→ **YOUR INSTRUCTIONS**: Collect from the data below each line with "Cash".

+ + +

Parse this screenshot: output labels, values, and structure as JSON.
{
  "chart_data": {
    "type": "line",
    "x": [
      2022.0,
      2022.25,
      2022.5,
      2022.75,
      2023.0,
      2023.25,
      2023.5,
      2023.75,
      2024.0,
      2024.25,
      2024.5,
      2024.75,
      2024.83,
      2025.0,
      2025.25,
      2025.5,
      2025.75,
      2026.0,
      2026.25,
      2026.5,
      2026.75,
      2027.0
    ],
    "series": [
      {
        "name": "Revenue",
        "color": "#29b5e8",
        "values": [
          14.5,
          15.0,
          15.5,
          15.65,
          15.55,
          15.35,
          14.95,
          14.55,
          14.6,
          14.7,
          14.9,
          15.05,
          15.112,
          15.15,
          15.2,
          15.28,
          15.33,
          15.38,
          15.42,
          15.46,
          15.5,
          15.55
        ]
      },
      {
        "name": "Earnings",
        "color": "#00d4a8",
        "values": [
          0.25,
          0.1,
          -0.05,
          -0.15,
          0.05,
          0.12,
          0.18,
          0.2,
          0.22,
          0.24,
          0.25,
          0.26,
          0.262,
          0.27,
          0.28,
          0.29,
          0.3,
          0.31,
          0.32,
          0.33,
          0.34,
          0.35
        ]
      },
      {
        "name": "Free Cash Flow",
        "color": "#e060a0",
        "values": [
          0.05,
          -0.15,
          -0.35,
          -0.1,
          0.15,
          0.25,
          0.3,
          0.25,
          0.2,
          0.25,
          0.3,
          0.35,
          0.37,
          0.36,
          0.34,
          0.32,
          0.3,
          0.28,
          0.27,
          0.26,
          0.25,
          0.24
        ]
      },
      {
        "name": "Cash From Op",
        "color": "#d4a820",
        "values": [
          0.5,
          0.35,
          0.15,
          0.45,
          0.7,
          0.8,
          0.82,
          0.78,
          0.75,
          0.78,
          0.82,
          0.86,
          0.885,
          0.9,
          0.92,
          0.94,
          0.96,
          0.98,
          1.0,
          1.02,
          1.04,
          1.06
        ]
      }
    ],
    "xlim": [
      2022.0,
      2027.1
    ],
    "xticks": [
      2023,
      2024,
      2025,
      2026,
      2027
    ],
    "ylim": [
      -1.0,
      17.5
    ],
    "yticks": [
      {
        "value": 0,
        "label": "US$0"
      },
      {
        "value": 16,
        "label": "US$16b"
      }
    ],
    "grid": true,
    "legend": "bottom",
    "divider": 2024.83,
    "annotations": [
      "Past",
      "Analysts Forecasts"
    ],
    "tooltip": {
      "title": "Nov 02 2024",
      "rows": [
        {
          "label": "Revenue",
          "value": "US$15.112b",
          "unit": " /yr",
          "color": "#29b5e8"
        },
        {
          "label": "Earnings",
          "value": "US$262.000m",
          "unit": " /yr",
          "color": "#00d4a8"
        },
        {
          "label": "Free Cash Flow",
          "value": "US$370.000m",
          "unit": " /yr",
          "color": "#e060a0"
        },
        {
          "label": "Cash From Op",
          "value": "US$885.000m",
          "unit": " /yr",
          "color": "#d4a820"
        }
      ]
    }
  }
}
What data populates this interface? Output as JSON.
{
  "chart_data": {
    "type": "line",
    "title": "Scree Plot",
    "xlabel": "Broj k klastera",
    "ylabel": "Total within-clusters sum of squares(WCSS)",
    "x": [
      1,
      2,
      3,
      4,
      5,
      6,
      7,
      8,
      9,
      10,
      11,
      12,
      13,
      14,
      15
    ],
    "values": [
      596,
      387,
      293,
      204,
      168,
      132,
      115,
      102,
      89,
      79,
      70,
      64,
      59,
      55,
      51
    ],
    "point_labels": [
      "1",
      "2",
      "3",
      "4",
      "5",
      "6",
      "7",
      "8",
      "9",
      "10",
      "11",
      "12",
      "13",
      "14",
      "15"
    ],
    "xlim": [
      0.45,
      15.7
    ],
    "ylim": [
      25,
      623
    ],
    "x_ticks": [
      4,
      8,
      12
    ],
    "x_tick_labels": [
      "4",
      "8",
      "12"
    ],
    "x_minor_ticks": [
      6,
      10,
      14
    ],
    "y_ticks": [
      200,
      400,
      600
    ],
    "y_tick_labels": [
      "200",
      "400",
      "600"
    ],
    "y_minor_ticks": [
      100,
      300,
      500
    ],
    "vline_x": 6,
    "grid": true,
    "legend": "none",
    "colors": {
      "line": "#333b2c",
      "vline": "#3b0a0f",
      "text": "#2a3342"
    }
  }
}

+ + +

→ **ANSWER TO THE EXERCISE**:
        "name": "Free Cash Flow",
        "name": "Cash From Op",
          "label": "Free Cash Flow",
          "label": "Cash From Op",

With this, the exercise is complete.